• **Your task**: From the listing below, return each line that includes "studio".
┌─ Excerpted records
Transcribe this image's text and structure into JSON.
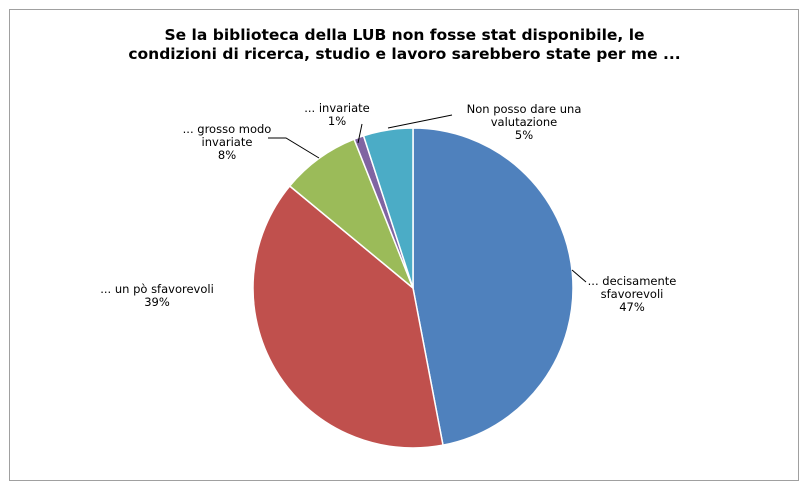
{
  "chart_data": {
    "type": "pie",
    "title": "Se la biblioteca della LUB non fosse stat disponibile, le condizioni di ricerca, studio e lavoro sarebbero state per me ...",
    "title_lines": [
      "Se la biblioteca della LUB non fosse stat disponibile, le",
      "condizioni di ricerca, studio e lavoro sarebbero state per me ..."
    ],
    "legend": "none",
    "slices": [
      {
        "label": "... decisamente sfavorevoli",
        "label_lines": [
          "... decisamente",
          "sfavorevoli"
        ],
        "value": 47,
        "percent_label": "47%",
        "color": "#4f81bd"
      },
      {
        "label": "... un pò sfavorevoli",
        "label_lines": [
          "... un pò sfavorevoli"
        ],
        "value": 39,
        "percent_label": "39%",
        "color": "#c0504d"
      },
      {
        "label": "... grosso modo invariate",
        "label_lines": [
          "... grosso modo",
          "invariate"
        ],
        "value": 8,
        "percent_label": "8%",
        "color": "#9bbb59"
      },
      {
        "label": "... invariate",
        "label_lines": [
          "... invariate"
        ],
        "value": 1,
        "percent_label": "1%",
        "color": "#8064a2"
      },
      {
        "label": "Non posso dare una valutazione",
        "label_lines": [
          "Non posso dare una",
          "valutazione"
        ],
        "value": 5,
        "percent_label": "5%",
        "color": "#4bacc6"
      }
    ]
  }
}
└─
• **Written response**:
    "title": "Se la biblioteca della LUB non fosse stat disponibile, le condizioni di ricerca, studio e lavoro sarebbero state per me ...",
      "condizioni di ricerca, studio e lavoro sarebbero state per me ..."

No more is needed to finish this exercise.